Information provided ->
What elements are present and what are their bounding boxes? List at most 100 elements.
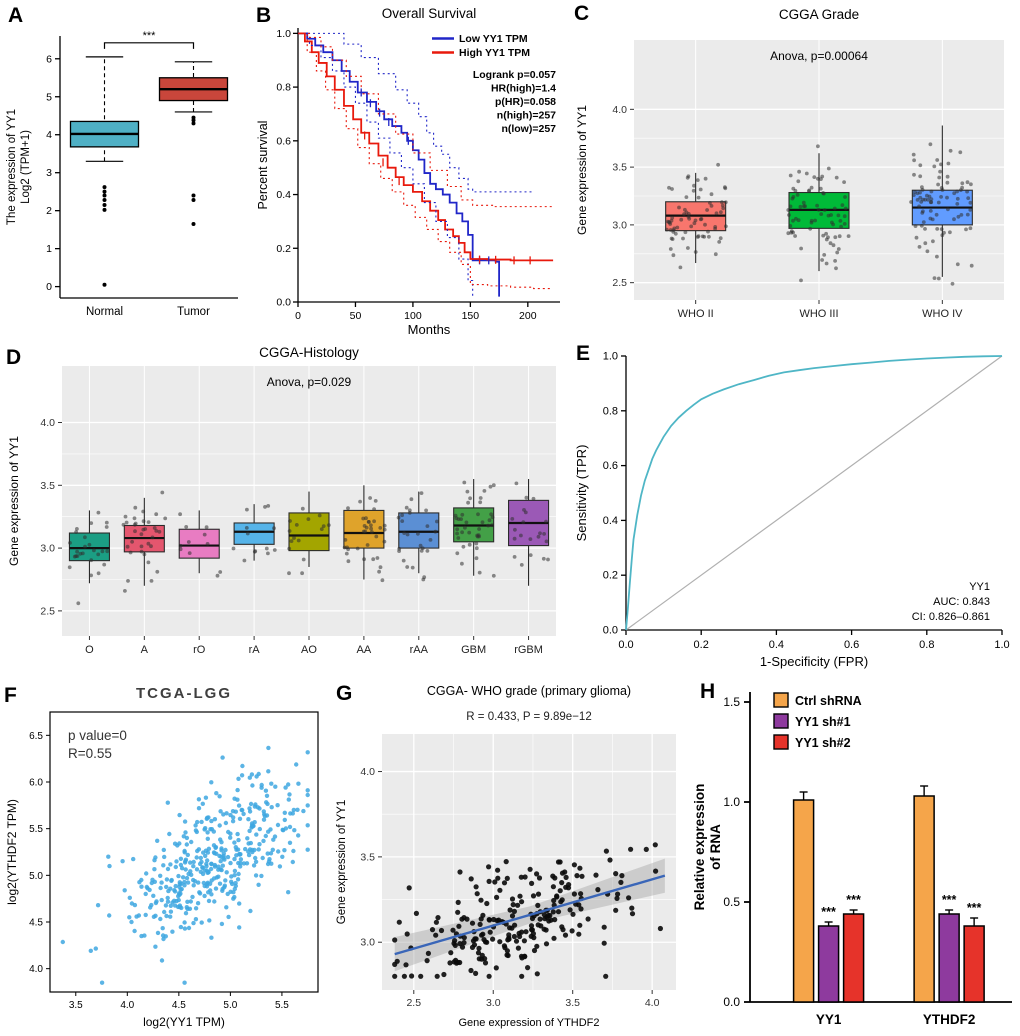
- svg-text:TCGA-LGG: TCGA-LGG: [136, 685, 232, 702]
- svg-text:0.2: 0.2: [603, 570, 618, 582]
- svg-text:50: 50: [350, 310, 362, 322]
- panel-label-h: H: [700, 680, 716, 703]
- panel-label-a: A: [8, 4, 24, 27]
- svg-text:Ctrl shRNA: Ctrl shRNA: [795, 694, 862, 708]
- svg-text:150: 150: [462, 310, 480, 322]
- svg-text:4.5: 4.5: [29, 918, 43, 929]
- svg-text:3.5: 3.5: [69, 1000, 83, 1011]
- svg-text:5.5: 5.5: [275, 1000, 289, 1011]
- svg-text:2.5: 2.5: [40, 605, 55, 617]
- svg-text:1.0: 1.0: [723, 795, 740, 809]
- svg-text:3: 3: [46, 167, 52, 179]
- svg-text:n(high)=257: n(high)=257: [497, 110, 556, 122]
- svg-text:Low YY1 TPM: Low YY1 TPM: [459, 33, 528, 45]
- relative-expression-barchart: 0.0 0.5 1.0 1.5 Relative expression of RNA ***…: [692, 692, 1012, 1027]
- svg-text:1.5: 1.5: [723, 695, 740, 709]
- svg-text:4.0: 4.0: [360, 766, 375, 778]
- svg-text:CGGA Grade: CGGA Grade: [779, 7, 859, 22]
- svg-text:0.8: 0.8: [919, 639, 934, 651]
- panel-g-cgga-scatter: G CGGA- WHO grade (primary glioma) R = 0.…: [330, 678, 688, 1034]
- svg-text:Relative expression: Relative expression: [692, 784, 707, 911]
- svg-text:6: 6: [46, 53, 52, 65]
- tcga-lgg-correlation-scatter: TCGA-LGG 3.5 4.0 4.5 5.0 5.5 4.0 4.5 5.0 5.5 6.0 6.…: [5, 685, 319, 1029]
- svg-text:0.6: 0.6: [276, 135, 291, 147]
- svg-text:YY1: YY1: [969, 581, 990, 593]
- svg-text:HR(high)=1.4: HR(high)=1.4: [491, 83, 556, 95]
- svg-text:log2(YY1 TPM): log2(YY1 TPM): [143, 1015, 225, 1029]
- svg-text:3.0: 3.0: [486, 997, 501, 1009]
- panel-h-knockdown-barchart: H 0.0 0.5 1.0 1.5 Relative expression of RNA *…: [688, 678, 1020, 1034]
- svg-text:1.0: 1.0: [276, 28, 291, 40]
- svg-text:High YY1 TPM: High YY1 TPM: [459, 47, 530, 59]
- svg-text:1: 1: [46, 243, 52, 255]
- svg-text:0.0: 0.0: [618, 639, 633, 651]
- svg-text:WHO II: WHO II: [678, 308, 714, 320]
- panel-c-cgga-grade-boxplot: C CGGA Grade Anova, p=0.00064 2.5 3.0 3.5 4.0…: [570, 2, 1018, 340]
- svg-text:0.4: 0.4: [769, 639, 784, 651]
- svg-text:5.5: 5.5: [29, 824, 43, 835]
- svg-text:WHO IV: WHO IV: [922, 308, 963, 320]
- svg-text:Logrank p=0.057: Logrank p=0.057: [473, 69, 556, 81]
- svg-text:Normal: Normal: [86, 306, 123, 318]
- cgga-correlation-scatter: CGGA- WHO grade (primary glioma) R = 0.43…: [336, 684, 676, 1029]
- svg-text:4.0: 4.0: [40, 417, 55, 429]
- svg-text:O: O: [85, 644, 94, 656]
- panel-e-roc-curve: E 0.0 0.2 0.4 0.6 0.8 1.0 0.0 0.2 0.4 0.6 0.8 1.0 YY…: [570, 340, 1018, 676]
- panel-label-e: E: [576, 342, 591, 365]
- svg-text:0.6: 0.6: [844, 639, 859, 651]
- svg-text:***: ***: [967, 901, 982, 915]
- svg-text:4.0: 4.0: [29, 964, 43, 975]
- svg-text:***: ***: [942, 893, 957, 907]
- svg-text:6.0: 6.0: [29, 778, 43, 789]
- svg-text:***: ***: [143, 30, 157, 42]
- svg-text:2: 2: [46, 205, 52, 217]
- svg-text:3.5: 3.5: [612, 162, 627, 174]
- svg-text:0.8: 0.8: [603, 405, 618, 417]
- svg-text:3.5: 3.5: [565, 997, 580, 1009]
- svg-text:YY1 sh#2: YY1 sh#2: [795, 736, 851, 750]
- svg-text:3.0: 3.0: [612, 219, 627, 231]
- svg-text:AUC: 0.843: AUC: 0.843: [933, 596, 990, 608]
- svg-text:0.6: 0.6: [603, 460, 618, 472]
- panel-label-f: F: [4, 684, 17, 707]
- svg-text:3.5: 3.5: [360, 851, 375, 863]
- svg-text:Percent survival: Percent survival: [256, 121, 270, 210]
- yy1-roc-curve: 0.0 0.2 0.4 0.6 0.8 1.0 0.0 0.2 0.4 0.6 0.8 1.0 YY1 A…: [574, 351, 1010, 670]
- cgga-histology-boxplot: CGGA-Histology Anova, p=0.029 2.5 3.0 3.5 4.0…: [7, 345, 556, 656]
- svg-text:1.0: 1.0: [603, 351, 618, 363]
- svg-text:rAA: rAA: [410, 644, 429, 656]
- svg-text:0.4: 0.4: [276, 189, 291, 201]
- svg-text:2.5: 2.5: [612, 277, 627, 289]
- svg-text:4.0: 4.0: [120, 1000, 134, 1011]
- panel-f-tcga-scatter: F TCGA-LGG 3.5 4.0 4.5 5.0 5.5 4.0 4.5 5.0 5.5 6.0…: [2, 678, 330, 1034]
- svg-text:0: 0: [46, 281, 52, 293]
- overall-survival-km-plot: Overall Survival 0 50 100 150 200 0.0 0.2 0.4 0.6…: [256, 6, 560, 337]
- panel-label-g: G: [336, 682, 353, 705]
- cgga-grade-boxplot: CGGA Grade Anova, p=0.00064 2.5 3.0 3.5 4.0 Ge…: [575, 7, 1004, 320]
- svg-text:3.5: 3.5: [40, 480, 55, 492]
- svg-text:2.5: 2.5: [406, 997, 421, 1009]
- svg-text:rO: rO: [193, 644, 206, 656]
- svg-text:rGBM: rGBM: [514, 644, 543, 656]
- svg-text:0.2: 0.2: [694, 639, 709, 651]
- svg-text:5: 5: [46, 91, 52, 103]
- svg-text:CGGA-Histology: CGGA-Histology: [259, 345, 359, 360]
- svg-text:Months: Months: [408, 322, 451, 337]
- svg-text:log2(YTHDF2 TPM): log2(YTHDF2 TPM): [5, 799, 19, 905]
- svg-text:0.8: 0.8: [276, 82, 291, 94]
- svg-text:Gene expression of YY1: Gene expression of YY1: [575, 105, 589, 235]
- svg-text:5.0: 5.0: [29, 871, 43, 882]
- panel-a-expression-boxplot: A 0 1 2 3 4 5 6 The expression of YY1 Log2 (TPM+…: [2, 2, 254, 340]
- svg-text:1.0: 1.0: [994, 639, 1009, 651]
- svg-text:0.2: 0.2: [276, 243, 291, 255]
- svg-text:CGGA- WHO grade (primary gliom: CGGA- WHO grade (primary glioma): [427, 684, 631, 698]
- svg-text:6.5: 6.5: [29, 731, 43, 742]
- svg-text:***: ***: [846, 893, 861, 907]
- panel-d-cgga-histology-boxplot: D CGGA-Histology Anova, p=0.029 2.5 3.0 3.5 4…: [2, 340, 568, 676]
- svg-text:Gene expression of YY1: Gene expression of YY1: [7, 436, 21, 566]
- svg-text:R=0.55: R=0.55: [68, 746, 112, 761]
- svg-text:p(HR)=0.058: p(HR)=0.058: [495, 96, 556, 108]
- svg-text:YY1 sh#1: YY1 sh#1: [795, 715, 851, 729]
- svg-text:5.0: 5.0: [223, 1000, 237, 1011]
- svg-text:A: A: [141, 644, 149, 656]
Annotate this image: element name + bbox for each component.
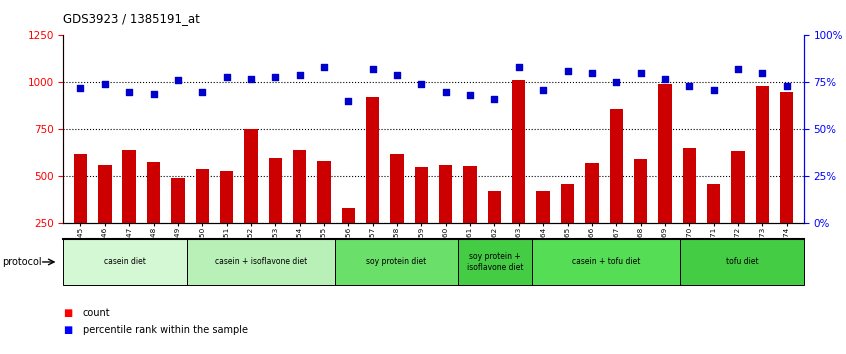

Problem details ->
The string "curve" appears on some lines of the data; count those lines and report only how many there are.

Finished exercise ->
2